**DATASET EXTRACT**

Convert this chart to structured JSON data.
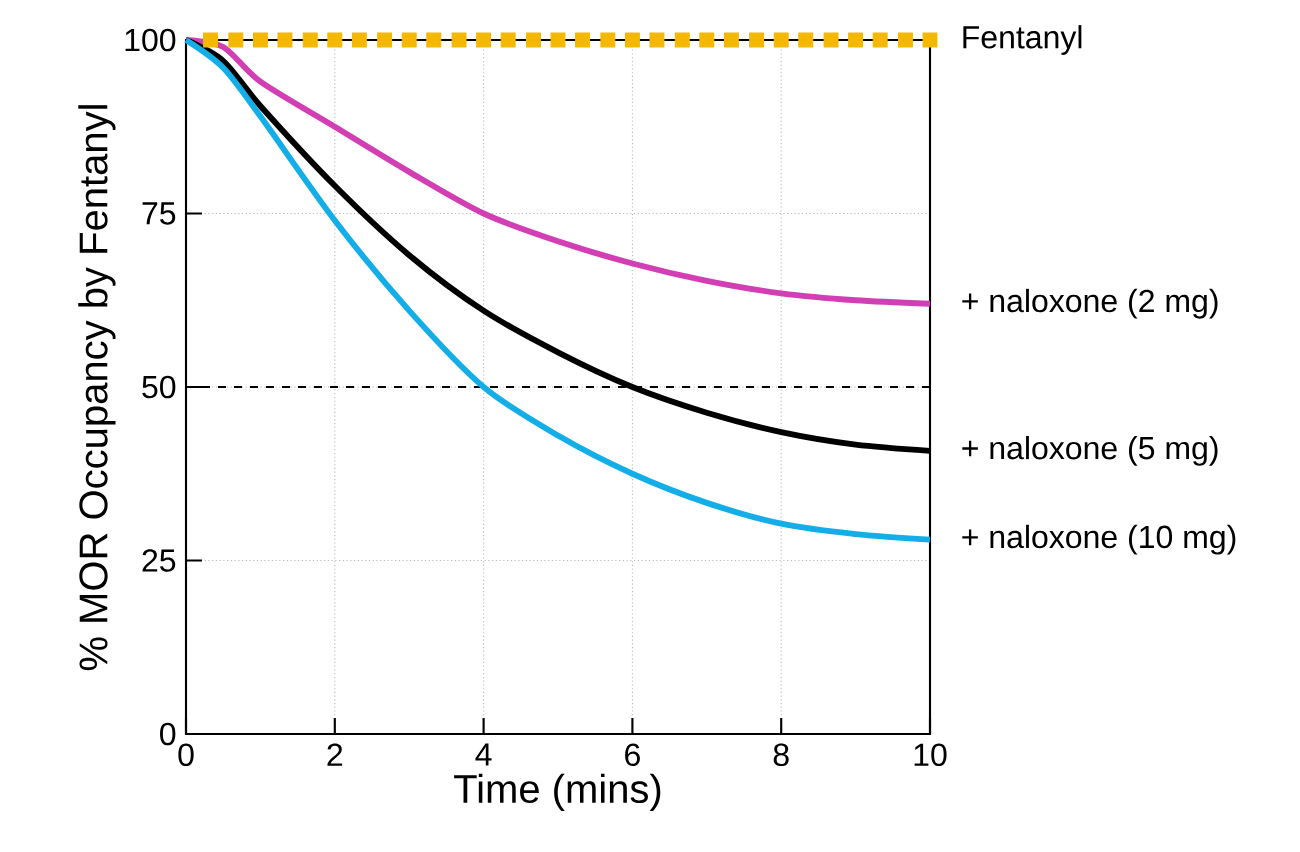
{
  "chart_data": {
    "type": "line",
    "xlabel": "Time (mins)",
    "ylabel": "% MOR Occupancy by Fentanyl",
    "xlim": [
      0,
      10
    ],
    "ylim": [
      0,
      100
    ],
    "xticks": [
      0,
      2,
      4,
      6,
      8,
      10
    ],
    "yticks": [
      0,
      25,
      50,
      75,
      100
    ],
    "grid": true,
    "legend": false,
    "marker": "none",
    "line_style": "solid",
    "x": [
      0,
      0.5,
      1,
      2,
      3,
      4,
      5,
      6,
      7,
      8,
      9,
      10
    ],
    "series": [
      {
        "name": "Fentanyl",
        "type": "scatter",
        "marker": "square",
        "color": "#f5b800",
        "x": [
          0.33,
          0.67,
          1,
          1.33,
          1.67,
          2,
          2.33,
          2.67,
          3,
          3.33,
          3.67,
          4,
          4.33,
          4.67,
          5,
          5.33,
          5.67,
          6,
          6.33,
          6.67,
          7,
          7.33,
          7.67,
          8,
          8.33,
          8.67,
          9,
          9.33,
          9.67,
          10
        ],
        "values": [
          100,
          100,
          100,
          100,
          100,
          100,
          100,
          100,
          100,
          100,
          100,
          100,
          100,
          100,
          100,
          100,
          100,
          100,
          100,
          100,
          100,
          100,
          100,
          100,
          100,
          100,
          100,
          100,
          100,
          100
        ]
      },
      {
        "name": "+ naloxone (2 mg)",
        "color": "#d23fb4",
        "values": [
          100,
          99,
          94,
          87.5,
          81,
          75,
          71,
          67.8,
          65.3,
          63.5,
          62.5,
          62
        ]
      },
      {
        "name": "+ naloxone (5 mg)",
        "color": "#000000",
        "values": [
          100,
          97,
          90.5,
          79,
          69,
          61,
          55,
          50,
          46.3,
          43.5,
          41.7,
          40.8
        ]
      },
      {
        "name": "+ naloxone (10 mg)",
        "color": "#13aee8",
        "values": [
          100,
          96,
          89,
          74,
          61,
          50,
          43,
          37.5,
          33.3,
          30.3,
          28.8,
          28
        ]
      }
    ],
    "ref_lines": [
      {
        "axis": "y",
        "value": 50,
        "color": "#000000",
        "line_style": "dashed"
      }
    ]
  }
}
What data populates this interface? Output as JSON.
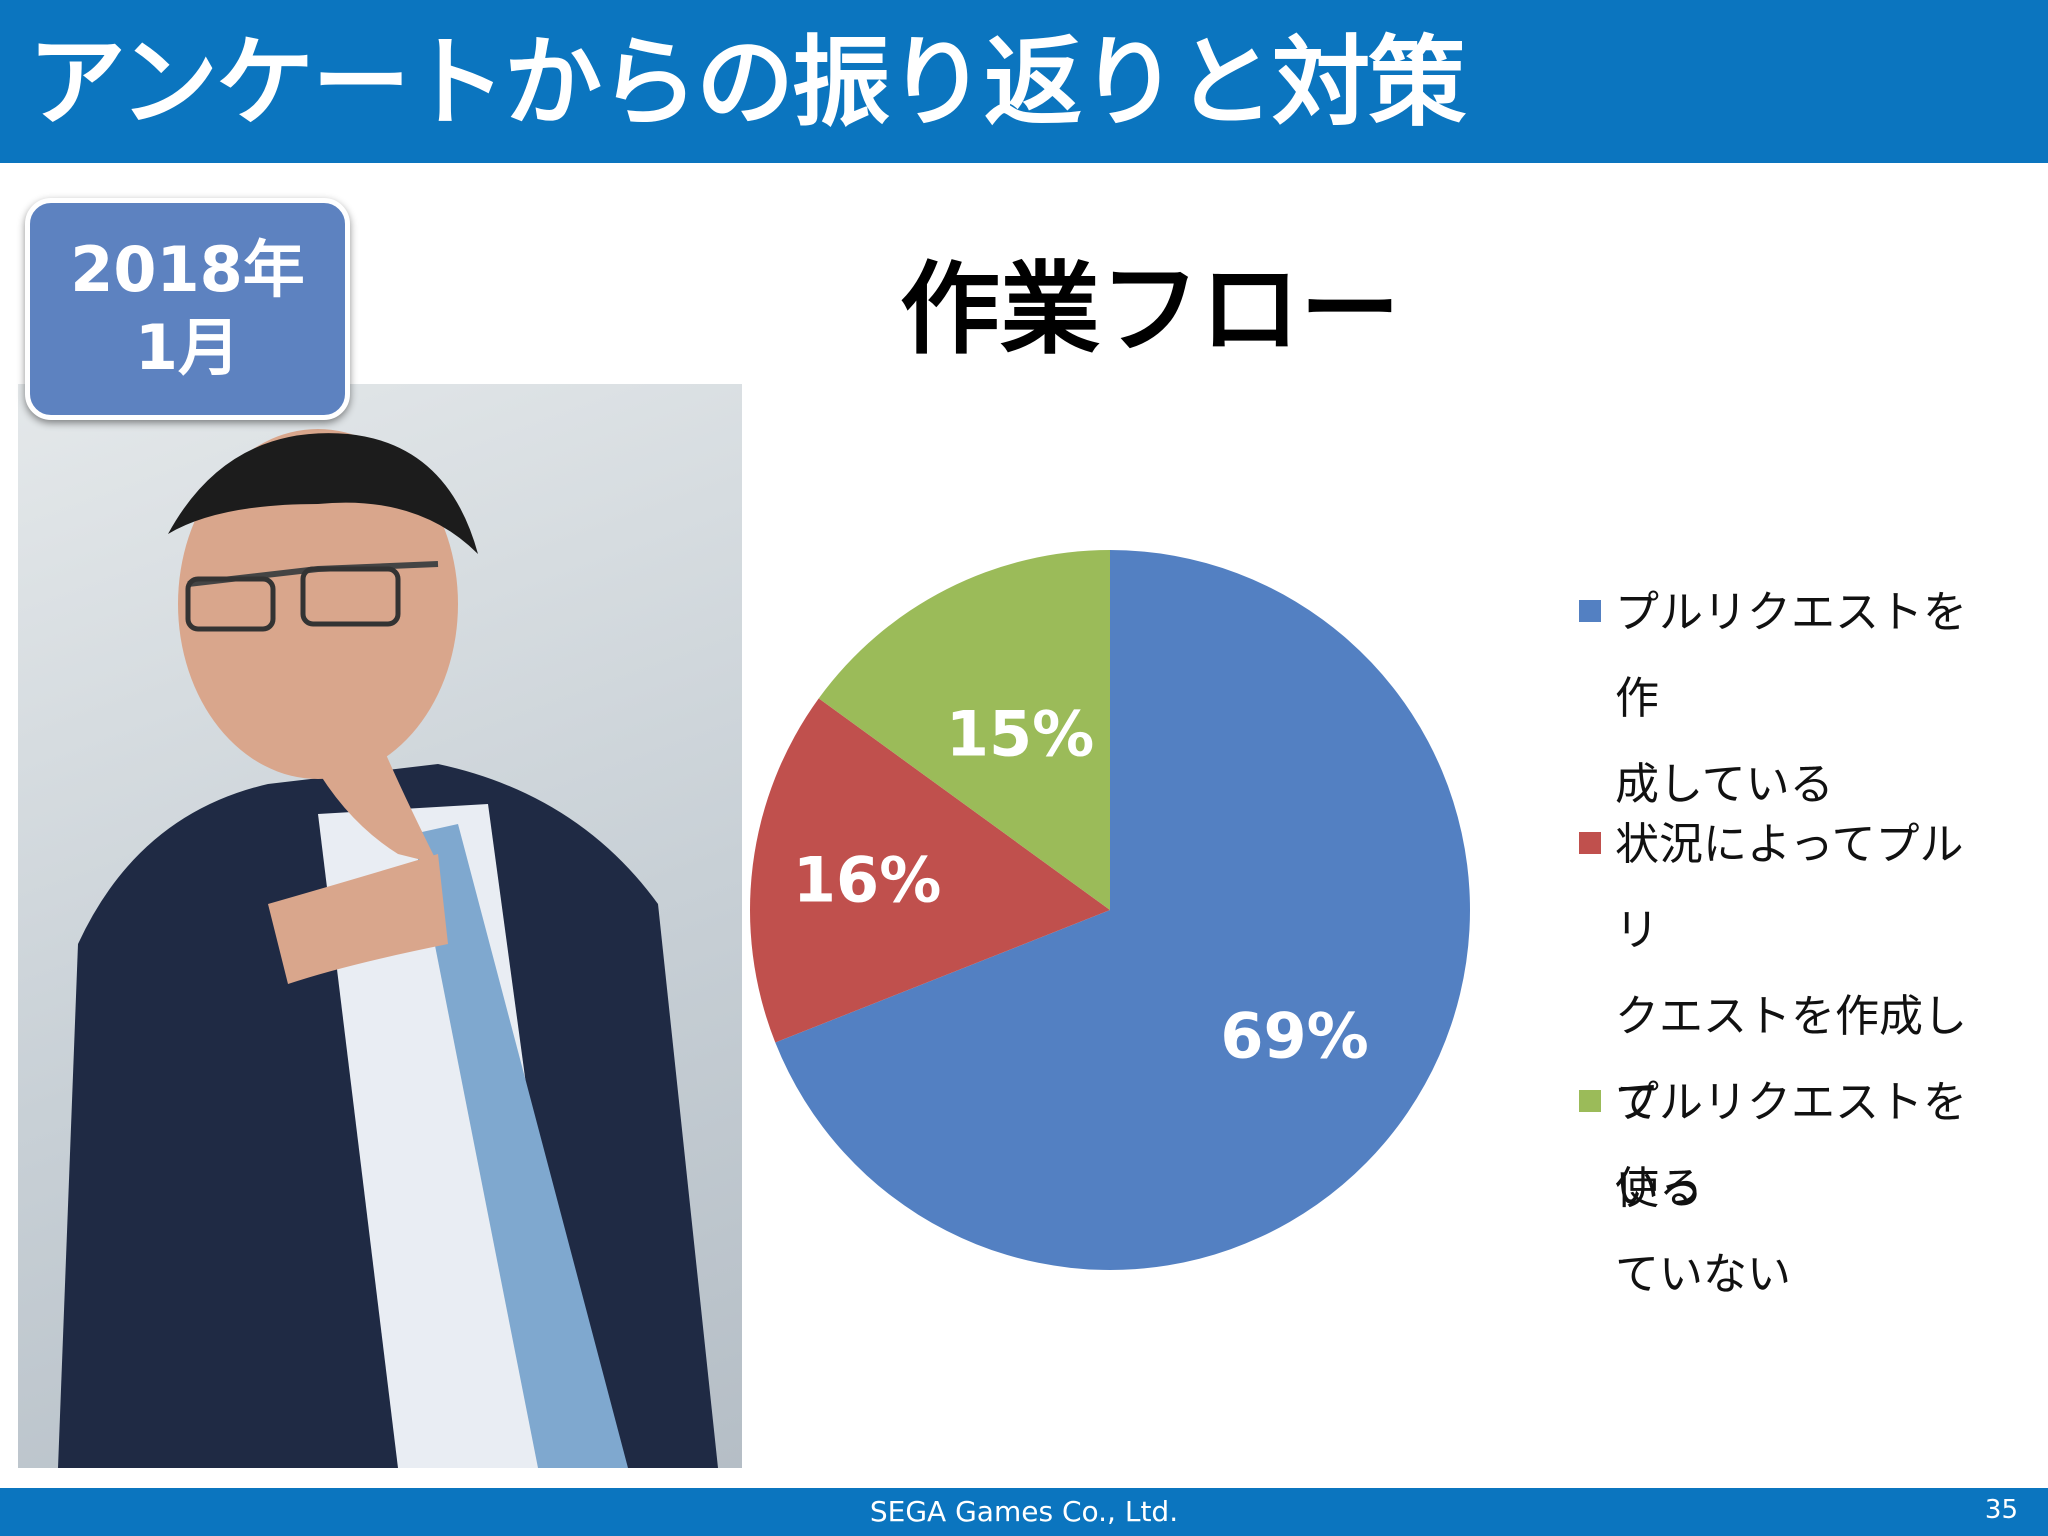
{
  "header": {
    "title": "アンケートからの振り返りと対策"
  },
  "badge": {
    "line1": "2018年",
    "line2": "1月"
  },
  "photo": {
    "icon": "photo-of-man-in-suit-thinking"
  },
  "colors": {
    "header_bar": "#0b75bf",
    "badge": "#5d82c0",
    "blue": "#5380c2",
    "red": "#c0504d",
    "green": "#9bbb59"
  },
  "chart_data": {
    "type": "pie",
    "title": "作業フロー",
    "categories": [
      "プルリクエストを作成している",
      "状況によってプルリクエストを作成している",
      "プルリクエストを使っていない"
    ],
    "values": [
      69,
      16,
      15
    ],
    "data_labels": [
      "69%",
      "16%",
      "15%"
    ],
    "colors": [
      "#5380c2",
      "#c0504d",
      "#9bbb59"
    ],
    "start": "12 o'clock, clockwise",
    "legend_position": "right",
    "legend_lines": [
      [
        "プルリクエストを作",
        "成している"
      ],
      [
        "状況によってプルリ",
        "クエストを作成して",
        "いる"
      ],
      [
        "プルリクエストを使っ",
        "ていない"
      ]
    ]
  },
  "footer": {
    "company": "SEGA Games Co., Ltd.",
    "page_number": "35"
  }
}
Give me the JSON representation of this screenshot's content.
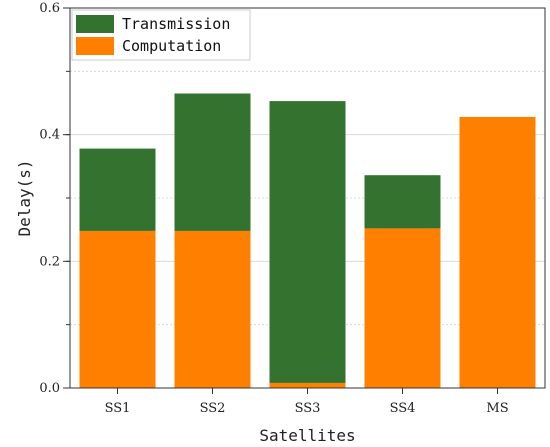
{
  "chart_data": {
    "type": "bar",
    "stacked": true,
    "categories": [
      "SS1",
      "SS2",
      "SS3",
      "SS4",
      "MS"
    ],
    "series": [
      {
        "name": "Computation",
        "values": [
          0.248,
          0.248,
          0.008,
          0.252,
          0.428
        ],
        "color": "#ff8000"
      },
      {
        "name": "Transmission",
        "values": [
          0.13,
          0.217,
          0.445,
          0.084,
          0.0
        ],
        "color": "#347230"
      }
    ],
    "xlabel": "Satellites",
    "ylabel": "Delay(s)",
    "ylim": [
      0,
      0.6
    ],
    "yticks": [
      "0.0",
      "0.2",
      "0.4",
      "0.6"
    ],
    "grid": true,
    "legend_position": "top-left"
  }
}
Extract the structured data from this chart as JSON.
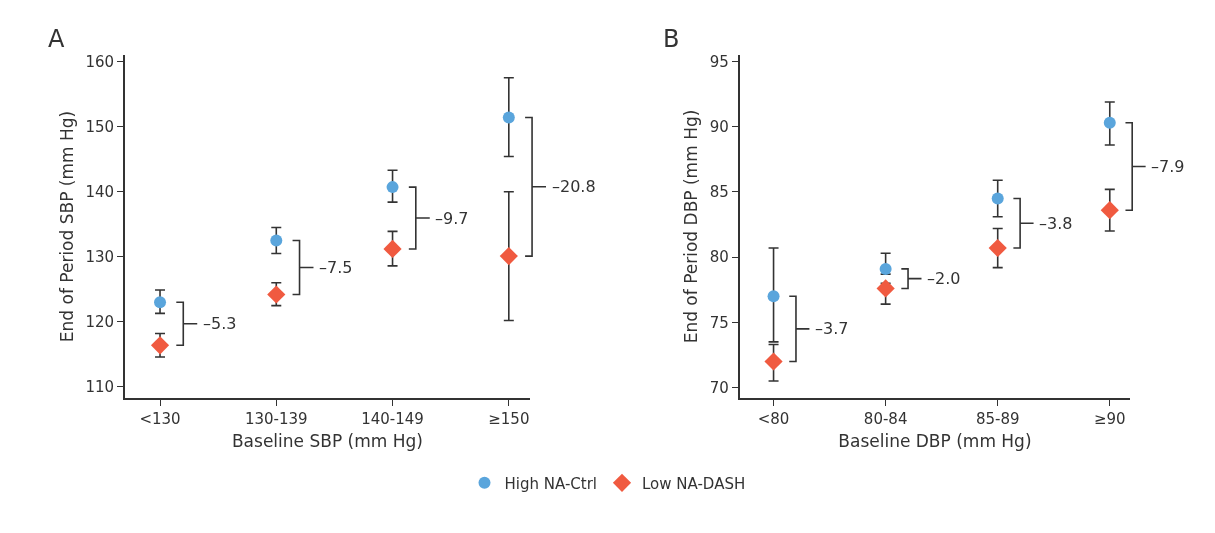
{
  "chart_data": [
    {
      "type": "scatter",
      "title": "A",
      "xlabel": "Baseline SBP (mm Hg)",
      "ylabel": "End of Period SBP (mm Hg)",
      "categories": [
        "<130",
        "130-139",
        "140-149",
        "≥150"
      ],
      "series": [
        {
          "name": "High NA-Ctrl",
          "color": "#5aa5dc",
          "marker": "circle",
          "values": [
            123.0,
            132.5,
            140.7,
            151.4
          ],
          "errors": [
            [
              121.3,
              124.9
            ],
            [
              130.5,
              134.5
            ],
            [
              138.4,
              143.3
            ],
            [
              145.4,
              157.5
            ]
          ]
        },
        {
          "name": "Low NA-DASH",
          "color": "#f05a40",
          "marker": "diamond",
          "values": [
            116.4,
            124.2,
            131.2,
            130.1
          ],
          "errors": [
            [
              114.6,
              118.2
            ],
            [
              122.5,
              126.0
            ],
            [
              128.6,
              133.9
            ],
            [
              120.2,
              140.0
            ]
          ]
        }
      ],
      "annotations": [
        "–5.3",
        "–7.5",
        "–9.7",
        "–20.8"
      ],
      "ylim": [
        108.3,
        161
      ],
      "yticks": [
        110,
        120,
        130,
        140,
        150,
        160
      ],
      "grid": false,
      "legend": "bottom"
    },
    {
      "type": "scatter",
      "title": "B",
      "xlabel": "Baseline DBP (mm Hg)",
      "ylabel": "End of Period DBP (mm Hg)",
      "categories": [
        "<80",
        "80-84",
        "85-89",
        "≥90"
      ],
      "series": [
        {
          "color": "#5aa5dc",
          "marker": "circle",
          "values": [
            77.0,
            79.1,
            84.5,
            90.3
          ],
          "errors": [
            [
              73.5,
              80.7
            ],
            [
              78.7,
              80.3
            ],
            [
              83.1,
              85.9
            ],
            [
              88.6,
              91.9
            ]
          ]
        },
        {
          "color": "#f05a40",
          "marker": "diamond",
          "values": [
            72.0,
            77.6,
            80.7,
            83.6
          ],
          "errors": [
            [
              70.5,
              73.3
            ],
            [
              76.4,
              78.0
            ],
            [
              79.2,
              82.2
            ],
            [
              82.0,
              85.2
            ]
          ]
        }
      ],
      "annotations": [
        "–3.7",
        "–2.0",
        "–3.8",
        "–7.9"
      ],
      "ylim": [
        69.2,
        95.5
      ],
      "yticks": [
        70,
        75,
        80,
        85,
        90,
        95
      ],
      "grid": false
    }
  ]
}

**WHAT IS NEEDED**
The records shown above are to be repeated exactly, with the pictures left out.

**TASK RESPONSE**
Convert this chart to structured JSON data.
{
  "chart_data": {
    "type": "line",
    "xlabel": "Time (mins)",
    "ylabel": "% MOR Occupancy by Fentanyl",
    "xlim": [
      0,
      10
    ],
    "ylim": [
      0,
      100
    ],
    "xticks": [
      0,
      2,
      4,
      6,
      8,
      10
    ],
    "yticks": [
      0,
      25,
      50,
      75,
      100
    ],
    "grid": true,
    "legend": false,
    "marker": "none",
    "line_style": "solid",
    "x": [
      0,
      0.5,
      1,
      2,
      3,
      4,
      5,
      6,
      7,
      8,
      9,
      10
    ],
    "series": [
      {
        "name": "Fentanyl",
        "type": "scatter",
        "marker": "square",
        "color": "#f5b800",
        "x": [
          0.33,
          0.67,
          1,
          1.33,
          1.67,
          2,
          2.33,
          2.67,
          3,
          3.33,
          3.67,
          4,
          4.33,
          4.67,
          5,
          5.33,
          5.67,
          6,
          6.33,
          6.67,
          7,
          7.33,
          7.67,
          8,
          8.33,
          8.67,
          9,
          9.33,
          9.67,
          10
        ],
        "values": [
          100,
          100,
          100,
          100,
          100,
          100,
          100,
          100,
          100,
          100,
          100,
          100,
          100,
          100,
          100,
          100,
          100,
          100,
          100,
          100,
          100,
          100,
          100,
          100,
          100,
          100,
          100,
          100,
          100,
          100
        ]
      },
      {
        "name": "+ naloxone (2 mg)",
        "color": "#d23fb4",
        "values": [
          100,
          99,
          94,
          87.5,
          81,
          75,
          71,
          67.8,
          65.3,
          63.5,
          62.5,
          62
        ]
      },
      {
        "name": "+ naloxone (5 mg)",
        "color": "#000000",
        "values": [
          100,
          97,
          90.5,
          79,
          69,
          61,
          55,
          50,
          46.3,
          43.5,
          41.7,
          40.8
        ]
      },
      {
        "name": "+ naloxone (10 mg)",
        "color": "#13aee8",
        "values": [
          100,
          96,
          89,
          74,
          61,
          50,
          43,
          37.5,
          33.3,
          30.3,
          28.8,
          28
        ]
      }
    ],
    "ref_lines": [
      {
        "axis": "y",
        "value": 50,
        "color": "#000000",
        "line_style": "dashed"
      }
    ]
  }
}
What data populates this interface? Output as JSON.
{
  "header": {
    "title": "アンケートからの振り返りと対策"
  },
  "badge": {
    "line1": "2018年",
    "line2": "1月"
  },
  "photo": {
    "icon": "photo-of-man-in-suit-thinking"
  },
  "colors": {
    "header_bar": "#0b75bf",
    "badge": "#5d82c0",
    "blue": "#5380c2",
    "red": "#c0504d",
    "green": "#9bbb59"
  },
  "chart_data": {
    "type": "pie",
    "title": "作業フロー",
    "categories": [
      "プルリクエストを作成している",
      "状況によってプルリクエストを作成している",
      "プルリクエストを使っていない"
    ],
    "values": [
      69,
      16,
      15
    ],
    "data_labels": [
      "69%",
      "16%",
      "15%"
    ],
    "colors": [
      "#5380c2",
      "#c0504d",
      "#9bbb59"
    ],
    "start": "12 o'clock, clockwise",
    "legend_position": "right",
    "legend_lines": [
      [
        "プルリクエストを作",
        "成している"
      ],
      [
        "状況によってプルリ",
        "クエストを作成して",
        "いる"
      ],
      [
        "プルリクエストを使っ",
        "ていない"
      ]
    ]
  },
  "footer": {
    "company": "SEGA Games Co., Ltd.",
    "page_number": "35"
  }
}
Give me the JSON representation of this screenshot's content.
{
  "chart_data": {
    "type": "bar",
    "stacked": true,
    "categories": [
      "SS1",
      "SS2",
      "SS3",
      "SS4",
      "MS"
    ],
    "series": [
      {
        "name": "Computation",
        "values": [
          0.248,
          0.248,
          0.008,
          0.252,
          0.428
        ],
        "color": "#ff8000"
      },
      {
        "name": "Transmission",
        "values": [
          0.13,
          0.217,
          0.445,
          0.084,
          0.0
        ],
        "color": "#347230"
      }
    ],
    "xlabel": "Satellites",
    "ylabel": "Delay(s)",
    "ylim": [
      0,
      0.6
    ],
    "yticks": [
      "0.0",
      "0.2",
      "0.4",
      "0.6"
    ],
    "grid": true,
    "legend_position": "top-left"
  }
}
Extract the structured data from this chart as JSON.
{
  "chart_data": [
    {
      "type": "scatter",
      "title": "A",
      "xlabel": "Baseline SBP (mm Hg)",
      "ylabel": "End of Period SBP (mm Hg)",
      "categories": [
        "<130",
        "130-139",
        "140-149",
        "≥150"
      ],
      "series": [
        {
          "name": "High NA-Ctrl",
          "color": "#5aa5dc",
          "marker": "circle",
          "values": [
            123.0,
            132.5,
            140.7,
            151.4
          ],
          "errors": [
            [
              121.3,
              124.9
            ],
            [
              130.5,
              134.5
            ],
            [
              138.4,
              143.3
            ],
            [
              145.4,
              157.5
            ]
          ]
        },
        {
          "name": "Low NA-DASH",
          "color": "#f05a40",
          "marker": "diamond",
          "values": [
            116.4,
            124.2,
            131.2,
            130.1
          ],
          "errors": [
            [
              114.6,
              118.2
            ],
            [
              122.5,
              126.0
            ],
            [
              128.6,
              133.9
            ],
            [
              120.2,
              140.0
            ]
          ]
        }
      ],
      "annotations": [
        "–5.3",
        "–7.5",
        "–9.7",
        "–20.8"
      ],
      "ylim": [
        108.3,
        161
      ],
      "yticks": [
        110,
        120,
        130,
        140,
        150,
        160
      ],
      "grid": false,
      "legend": "bottom"
    },
    {
      "type": "scatter",
      "title": "B",
      "xlabel": "Baseline DBP (mm Hg)",
      "ylabel": "End of Period DBP (mm Hg)",
      "categories": [
        "<80",
        "80-84",
        "85-89",
        "≥90"
      ],
      "series": [
        {
          "color": "#5aa5dc",
          "marker": "circle",
          "values": [
            77.0,
            79.1,
            84.5,
            90.3
          ],
          "errors": [
            [
              73.5,
              80.7
            ],
            [
              78.7,
              80.3
            ],
            [
              83.1,
              85.9
            ],
            [
              88.6,
              91.9
            ]
          ]
        },
        {
          "color": "#f05a40",
          "marker": "diamond",
          "values": [
            72.0,
            77.6,
            80.7,
            83.6
          ],
          "errors": [
            [
              70.5,
              73.3
            ],
            [
              76.4,
              78.0
            ],
            [
              79.2,
              82.2
            ],
            [
              82.0,
              85.2
            ]
          ]
        }
      ],
      "annotations": [
        "–3.7",
        "–2.0",
        "–3.8",
        "–7.9"
      ],
      "ylim": [
        69.2,
        95.5
      ],
      "yticks": [
        70,
        75,
        80,
        85,
        90,
        95
      ],
      "grid": false
    }
  ]
}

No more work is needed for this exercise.